-- start --

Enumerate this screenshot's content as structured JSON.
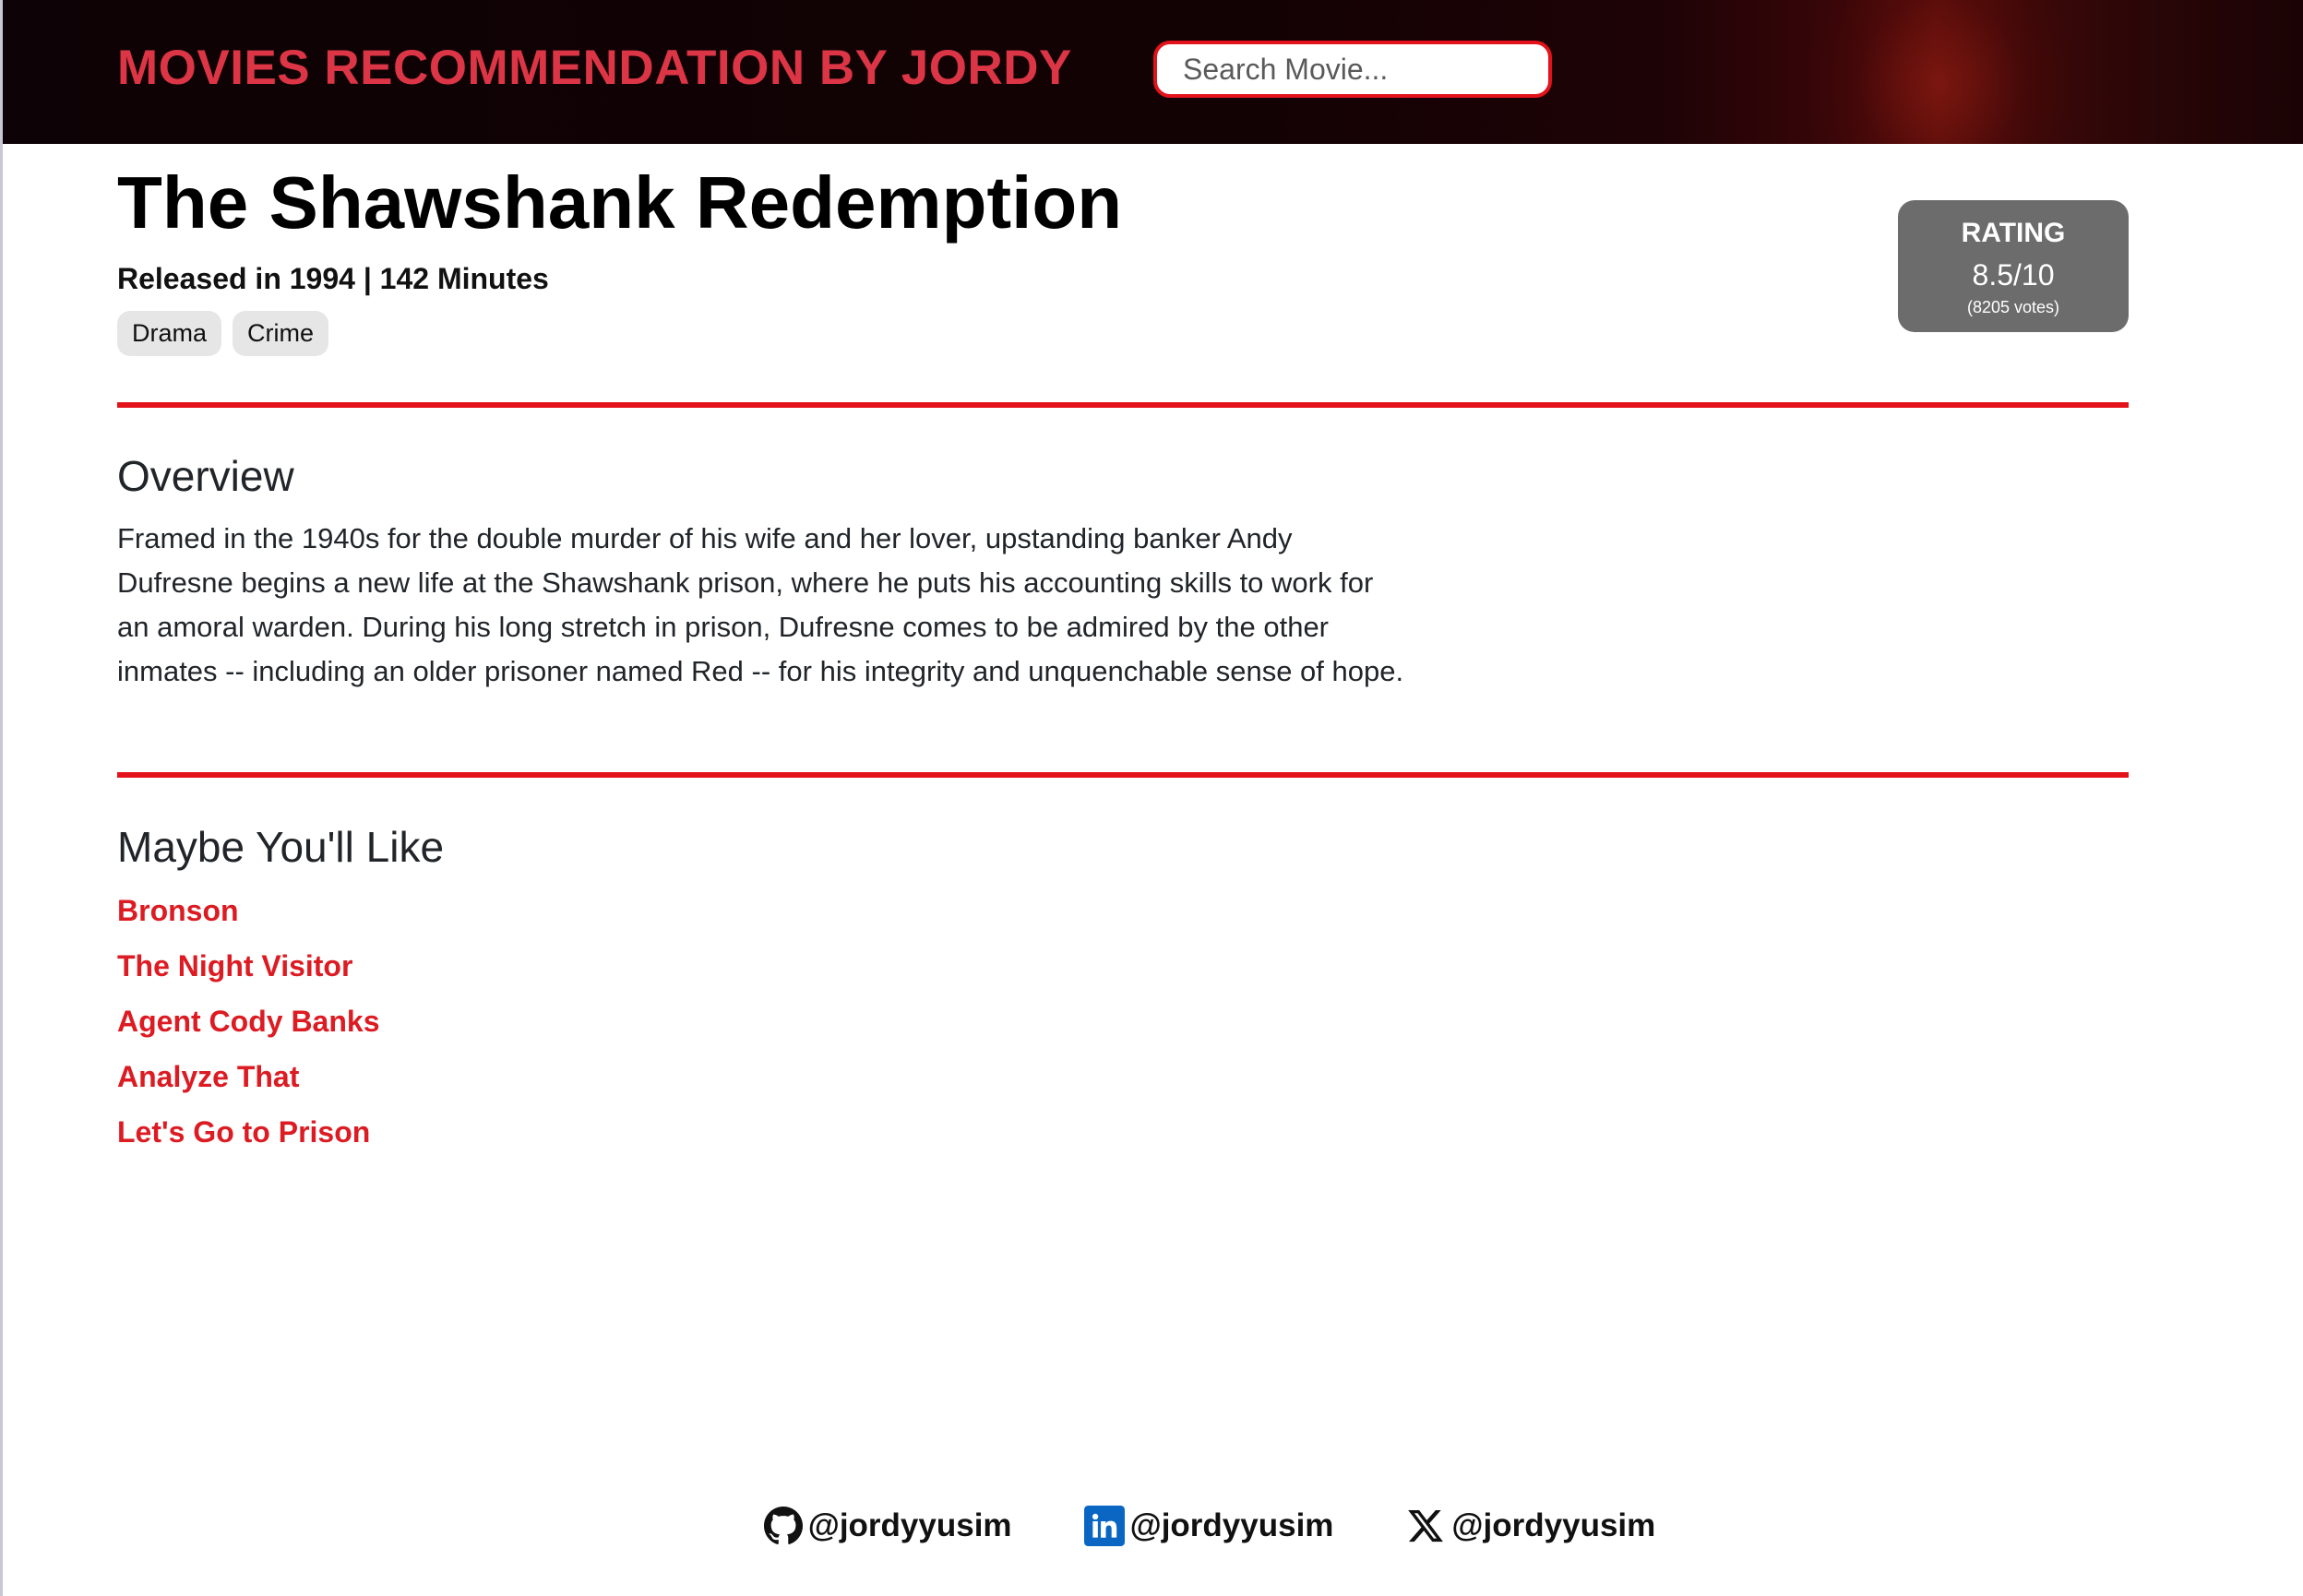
{
  "header": {
    "brand": "MOVIES RECOMMENDATION BY JORDY",
    "search_placeholder": "Search Movie..."
  },
  "movie": {
    "title": "The Shawshank Redemption",
    "meta": "Released in 1994 | 142 Minutes",
    "genres": [
      "Drama",
      "Crime"
    ],
    "rating": {
      "label": "RATING",
      "value": "8.5/10",
      "votes": "(8205 votes)"
    }
  },
  "overview": {
    "heading": "Overview",
    "text": "Framed in the 1940s for the double murder of his wife and her lover, upstanding banker Andy Dufresne begins a new life at the Shawshank prison, where he puts his accounting skills to work for an amoral warden. During his long stretch in prison, Dufresne comes to be admired by the other inmates -- including an older prisoner named Red -- for his integrity and unquenchable sense of hope."
  },
  "recommendations": {
    "heading": "Maybe You'll Like",
    "items": [
      "Bronson",
      "The Night Visitor",
      "Agent Cody Banks",
      "Analyze That",
      "Let's Go to Prison"
    ]
  },
  "footer": {
    "links": [
      {
        "icon": "github-icon",
        "handle": "@jordyyusim"
      },
      {
        "icon": "linkedin-icon",
        "handle": "@jordyyusim"
      },
      {
        "icon": "x-icon",
        "handle": "@jordyyusim"
      }
    ]
  },
  "colors": {
    "accent": "#dc3545",
    "rule": "#e3121b",
    "rating_bg": "#6c6c6c"
  }
}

-- end --

> Exercise directions
Every line above should be returned word for word, with the pictures left behind.

> Task response
Enumerate this screenshot's content as structured JSON.
{
  "header": {
    "brand": "MOVIES RECOMMENDATION BY JORDY",
    "search_placeholder": "Search Movie..."
  },
  "movie": {
    "title": "The Shawshank Redemption",
    "meta": "Released in 1994 | 142 Minutes",
    "genres": [
      "Drama",
      "Crime"
    ],
    "rating": {
      "label": "RATING",
      "value": "8.5/10",
      "votes": "(8205 votes)"
    }
  },
  "overview": {
    "heading": "Overview",
    "text": "Framed in the 1940s for the double murder of his wife and her lover, upstanding banker Andy Dufresne begins a new life at the Shawshank prison, where he puts his accounting skills to work for an amoral warden. During his long stretch in prison, Dufresne comes to be admired by the other inmates -- including an older prisoner named Red -- for his integrity and unquenchable sense of hope."
  },
  "recommendations": {
    "heading": "Maybe You'll Like",
    "items": [
      "Bronson",
      "The Night Visitor",
      "Agent Cody Banks",
      "Analyze That",
      "Let's Go to Prison"
    ]
  },
  "footer": {
    "links": [
      {
        "icon": "github-icon",
        "handle": "@jordyyusim"
      },
      {
        "icon": "linkedin-icon",
        "handle": "@jordyyusim"
      },
      {
        "icon": "x-icon",
        "handle": "@jordyyusim"
      }
    ]
  },
  "colors": {
    "accent": "#dc3545",
    "rule": "#e3121b",
    "rating_bg": "#6c6c6c"
  }
}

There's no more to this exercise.